» Information provided
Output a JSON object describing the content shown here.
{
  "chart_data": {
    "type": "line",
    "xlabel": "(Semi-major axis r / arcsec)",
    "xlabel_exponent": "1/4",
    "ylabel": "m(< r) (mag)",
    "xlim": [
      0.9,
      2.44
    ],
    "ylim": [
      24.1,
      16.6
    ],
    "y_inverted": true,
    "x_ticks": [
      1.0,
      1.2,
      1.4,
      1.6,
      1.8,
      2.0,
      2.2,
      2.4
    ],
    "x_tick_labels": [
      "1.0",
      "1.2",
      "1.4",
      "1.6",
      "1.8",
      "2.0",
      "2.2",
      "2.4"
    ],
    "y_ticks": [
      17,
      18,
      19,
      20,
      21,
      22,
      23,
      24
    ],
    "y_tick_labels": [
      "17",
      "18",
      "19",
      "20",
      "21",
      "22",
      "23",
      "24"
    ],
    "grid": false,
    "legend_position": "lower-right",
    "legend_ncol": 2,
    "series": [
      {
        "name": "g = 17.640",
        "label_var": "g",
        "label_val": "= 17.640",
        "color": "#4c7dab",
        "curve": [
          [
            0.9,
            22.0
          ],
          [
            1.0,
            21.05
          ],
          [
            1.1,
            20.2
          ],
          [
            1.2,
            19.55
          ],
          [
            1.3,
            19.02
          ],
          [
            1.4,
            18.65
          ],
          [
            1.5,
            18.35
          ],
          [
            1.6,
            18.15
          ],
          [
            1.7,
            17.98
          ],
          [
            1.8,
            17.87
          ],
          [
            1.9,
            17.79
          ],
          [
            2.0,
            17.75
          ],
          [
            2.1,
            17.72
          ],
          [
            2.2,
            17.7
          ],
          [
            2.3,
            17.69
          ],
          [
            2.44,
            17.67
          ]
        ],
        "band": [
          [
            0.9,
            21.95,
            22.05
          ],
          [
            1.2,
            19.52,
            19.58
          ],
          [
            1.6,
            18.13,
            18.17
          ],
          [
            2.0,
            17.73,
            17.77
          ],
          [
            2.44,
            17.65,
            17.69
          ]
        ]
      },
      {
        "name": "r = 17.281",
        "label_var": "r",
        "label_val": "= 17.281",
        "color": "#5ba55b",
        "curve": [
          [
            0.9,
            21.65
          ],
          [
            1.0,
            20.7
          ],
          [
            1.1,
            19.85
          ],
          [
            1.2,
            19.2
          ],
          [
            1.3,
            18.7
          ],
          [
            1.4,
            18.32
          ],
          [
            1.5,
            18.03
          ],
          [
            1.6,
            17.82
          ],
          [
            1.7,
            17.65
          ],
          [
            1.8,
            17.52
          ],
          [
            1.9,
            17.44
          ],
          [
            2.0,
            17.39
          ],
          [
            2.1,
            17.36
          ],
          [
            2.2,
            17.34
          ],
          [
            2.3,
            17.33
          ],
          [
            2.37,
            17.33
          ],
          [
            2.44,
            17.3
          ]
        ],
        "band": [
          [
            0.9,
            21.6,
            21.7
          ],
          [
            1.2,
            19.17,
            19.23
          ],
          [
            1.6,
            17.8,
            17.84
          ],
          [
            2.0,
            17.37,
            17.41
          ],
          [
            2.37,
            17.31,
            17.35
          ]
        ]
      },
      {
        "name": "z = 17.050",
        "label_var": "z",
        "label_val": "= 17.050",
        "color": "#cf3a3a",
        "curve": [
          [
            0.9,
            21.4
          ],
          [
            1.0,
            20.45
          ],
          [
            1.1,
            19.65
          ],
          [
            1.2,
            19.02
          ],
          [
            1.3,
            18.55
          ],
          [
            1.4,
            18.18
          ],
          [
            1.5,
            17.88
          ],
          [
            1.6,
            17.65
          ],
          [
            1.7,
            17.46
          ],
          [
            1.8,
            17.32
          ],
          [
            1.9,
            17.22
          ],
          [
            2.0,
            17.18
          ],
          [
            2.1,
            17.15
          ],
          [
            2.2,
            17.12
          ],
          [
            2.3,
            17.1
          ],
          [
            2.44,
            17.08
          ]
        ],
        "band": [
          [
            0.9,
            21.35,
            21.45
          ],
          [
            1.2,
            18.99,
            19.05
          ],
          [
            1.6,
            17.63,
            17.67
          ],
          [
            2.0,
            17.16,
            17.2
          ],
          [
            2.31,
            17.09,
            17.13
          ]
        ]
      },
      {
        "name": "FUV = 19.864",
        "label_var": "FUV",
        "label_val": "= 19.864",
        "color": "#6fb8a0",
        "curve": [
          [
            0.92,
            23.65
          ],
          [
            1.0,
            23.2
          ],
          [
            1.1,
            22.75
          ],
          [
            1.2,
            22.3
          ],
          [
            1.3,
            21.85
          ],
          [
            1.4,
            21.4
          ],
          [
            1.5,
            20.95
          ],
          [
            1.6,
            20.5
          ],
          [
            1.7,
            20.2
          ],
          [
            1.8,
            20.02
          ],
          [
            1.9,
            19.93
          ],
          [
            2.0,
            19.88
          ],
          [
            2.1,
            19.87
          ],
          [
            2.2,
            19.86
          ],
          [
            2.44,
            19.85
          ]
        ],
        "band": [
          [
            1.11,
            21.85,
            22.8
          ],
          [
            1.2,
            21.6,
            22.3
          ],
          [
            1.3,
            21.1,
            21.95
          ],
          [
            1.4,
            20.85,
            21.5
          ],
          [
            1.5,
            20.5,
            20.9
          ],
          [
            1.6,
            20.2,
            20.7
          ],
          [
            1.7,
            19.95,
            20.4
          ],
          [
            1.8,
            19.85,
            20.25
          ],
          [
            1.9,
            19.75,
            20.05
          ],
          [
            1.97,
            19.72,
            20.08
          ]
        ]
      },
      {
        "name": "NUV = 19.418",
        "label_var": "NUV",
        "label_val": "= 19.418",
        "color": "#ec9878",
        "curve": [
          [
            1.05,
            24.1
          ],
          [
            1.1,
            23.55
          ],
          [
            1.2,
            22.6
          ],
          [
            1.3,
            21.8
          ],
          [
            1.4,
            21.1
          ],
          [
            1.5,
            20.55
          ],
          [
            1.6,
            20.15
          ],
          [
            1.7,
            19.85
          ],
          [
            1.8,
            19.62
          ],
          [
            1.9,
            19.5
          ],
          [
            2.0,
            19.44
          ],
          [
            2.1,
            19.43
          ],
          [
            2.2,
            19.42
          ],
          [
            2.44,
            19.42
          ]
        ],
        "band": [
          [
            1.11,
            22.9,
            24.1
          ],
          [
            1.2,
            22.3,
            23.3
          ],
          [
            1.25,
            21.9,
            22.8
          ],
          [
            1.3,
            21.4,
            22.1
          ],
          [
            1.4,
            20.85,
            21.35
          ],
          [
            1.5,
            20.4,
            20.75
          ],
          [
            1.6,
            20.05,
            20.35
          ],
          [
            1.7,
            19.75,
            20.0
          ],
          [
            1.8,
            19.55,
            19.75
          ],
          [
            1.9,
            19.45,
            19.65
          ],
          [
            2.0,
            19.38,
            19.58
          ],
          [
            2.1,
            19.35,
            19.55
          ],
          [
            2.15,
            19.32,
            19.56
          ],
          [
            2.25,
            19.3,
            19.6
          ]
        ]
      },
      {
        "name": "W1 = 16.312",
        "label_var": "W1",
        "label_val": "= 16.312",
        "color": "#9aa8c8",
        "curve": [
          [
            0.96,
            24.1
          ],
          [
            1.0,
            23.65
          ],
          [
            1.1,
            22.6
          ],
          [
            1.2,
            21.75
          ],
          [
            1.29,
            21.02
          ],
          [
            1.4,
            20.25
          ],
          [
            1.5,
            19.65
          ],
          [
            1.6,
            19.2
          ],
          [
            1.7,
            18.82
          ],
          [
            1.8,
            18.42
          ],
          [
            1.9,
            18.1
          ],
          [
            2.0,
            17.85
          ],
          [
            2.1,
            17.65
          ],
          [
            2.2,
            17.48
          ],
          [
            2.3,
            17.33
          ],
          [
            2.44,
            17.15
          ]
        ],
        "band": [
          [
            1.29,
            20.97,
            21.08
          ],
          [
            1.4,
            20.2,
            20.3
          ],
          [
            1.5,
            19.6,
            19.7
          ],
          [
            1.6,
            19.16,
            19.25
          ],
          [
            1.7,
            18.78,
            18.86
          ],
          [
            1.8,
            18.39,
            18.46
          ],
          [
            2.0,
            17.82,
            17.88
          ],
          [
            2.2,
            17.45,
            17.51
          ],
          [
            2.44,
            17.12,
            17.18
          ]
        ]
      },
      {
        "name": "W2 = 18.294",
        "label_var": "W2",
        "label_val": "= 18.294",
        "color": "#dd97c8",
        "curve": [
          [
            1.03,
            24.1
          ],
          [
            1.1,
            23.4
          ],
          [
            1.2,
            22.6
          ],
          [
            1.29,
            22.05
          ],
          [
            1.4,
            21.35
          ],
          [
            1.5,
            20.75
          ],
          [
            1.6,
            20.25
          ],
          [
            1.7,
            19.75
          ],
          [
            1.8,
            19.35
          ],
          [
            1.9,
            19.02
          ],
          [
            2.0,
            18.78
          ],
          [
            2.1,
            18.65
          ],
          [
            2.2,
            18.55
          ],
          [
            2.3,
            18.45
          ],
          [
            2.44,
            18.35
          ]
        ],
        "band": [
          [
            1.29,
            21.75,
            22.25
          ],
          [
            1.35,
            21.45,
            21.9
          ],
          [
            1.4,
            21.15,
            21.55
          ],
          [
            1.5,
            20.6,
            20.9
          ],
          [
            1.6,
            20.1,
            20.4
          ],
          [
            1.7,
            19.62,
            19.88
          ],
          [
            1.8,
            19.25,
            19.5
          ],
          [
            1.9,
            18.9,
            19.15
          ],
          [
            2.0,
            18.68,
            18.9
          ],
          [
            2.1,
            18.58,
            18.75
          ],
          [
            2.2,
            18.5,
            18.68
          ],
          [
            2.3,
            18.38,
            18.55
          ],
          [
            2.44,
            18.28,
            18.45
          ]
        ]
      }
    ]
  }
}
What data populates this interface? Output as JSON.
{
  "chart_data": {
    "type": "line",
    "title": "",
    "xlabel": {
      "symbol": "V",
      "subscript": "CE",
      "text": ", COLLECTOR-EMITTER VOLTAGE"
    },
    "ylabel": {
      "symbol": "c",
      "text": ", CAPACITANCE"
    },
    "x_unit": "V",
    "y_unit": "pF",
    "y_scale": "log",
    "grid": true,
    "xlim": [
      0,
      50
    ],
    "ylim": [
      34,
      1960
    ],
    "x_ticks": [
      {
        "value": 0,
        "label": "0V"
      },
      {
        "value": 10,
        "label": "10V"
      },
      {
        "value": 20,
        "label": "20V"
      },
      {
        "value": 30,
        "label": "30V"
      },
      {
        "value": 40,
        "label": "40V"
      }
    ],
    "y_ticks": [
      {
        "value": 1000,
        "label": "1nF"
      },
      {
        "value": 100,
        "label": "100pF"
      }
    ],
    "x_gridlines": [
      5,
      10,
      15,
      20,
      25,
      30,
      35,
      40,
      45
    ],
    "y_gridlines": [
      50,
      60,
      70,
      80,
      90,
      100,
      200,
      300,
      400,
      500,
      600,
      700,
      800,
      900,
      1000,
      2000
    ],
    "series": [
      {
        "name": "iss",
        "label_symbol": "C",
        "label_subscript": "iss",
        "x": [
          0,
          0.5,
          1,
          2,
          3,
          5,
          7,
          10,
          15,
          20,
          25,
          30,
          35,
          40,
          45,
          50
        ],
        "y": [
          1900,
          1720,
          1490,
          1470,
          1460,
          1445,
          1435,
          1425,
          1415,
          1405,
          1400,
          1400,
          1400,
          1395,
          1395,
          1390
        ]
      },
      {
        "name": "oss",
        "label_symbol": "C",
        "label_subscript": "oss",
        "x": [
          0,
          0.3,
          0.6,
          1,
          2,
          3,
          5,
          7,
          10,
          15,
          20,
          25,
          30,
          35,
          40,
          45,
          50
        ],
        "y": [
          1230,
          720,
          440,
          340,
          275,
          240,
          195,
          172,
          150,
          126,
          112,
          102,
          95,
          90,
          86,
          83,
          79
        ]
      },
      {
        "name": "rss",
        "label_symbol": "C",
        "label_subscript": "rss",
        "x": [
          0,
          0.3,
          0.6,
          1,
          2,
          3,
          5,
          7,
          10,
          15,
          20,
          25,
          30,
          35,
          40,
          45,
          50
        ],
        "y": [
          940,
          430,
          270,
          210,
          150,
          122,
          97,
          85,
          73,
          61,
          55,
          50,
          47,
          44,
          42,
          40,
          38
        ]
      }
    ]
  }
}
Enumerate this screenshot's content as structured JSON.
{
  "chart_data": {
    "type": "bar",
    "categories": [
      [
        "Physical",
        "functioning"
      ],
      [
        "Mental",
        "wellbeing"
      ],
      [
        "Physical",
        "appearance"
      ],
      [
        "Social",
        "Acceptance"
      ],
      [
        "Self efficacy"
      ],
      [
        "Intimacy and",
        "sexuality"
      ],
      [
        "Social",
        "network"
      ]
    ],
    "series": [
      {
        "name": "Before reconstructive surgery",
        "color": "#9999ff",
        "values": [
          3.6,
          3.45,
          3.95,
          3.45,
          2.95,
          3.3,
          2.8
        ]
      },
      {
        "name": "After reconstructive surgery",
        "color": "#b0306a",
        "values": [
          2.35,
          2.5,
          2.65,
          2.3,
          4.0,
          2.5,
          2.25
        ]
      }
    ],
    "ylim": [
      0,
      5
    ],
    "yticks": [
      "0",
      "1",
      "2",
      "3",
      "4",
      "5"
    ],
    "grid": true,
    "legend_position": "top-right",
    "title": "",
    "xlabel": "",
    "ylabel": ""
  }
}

» Problem statement
State how many lines in the records above contain the word "Output", giving only the number.

» Answer for this exercise
2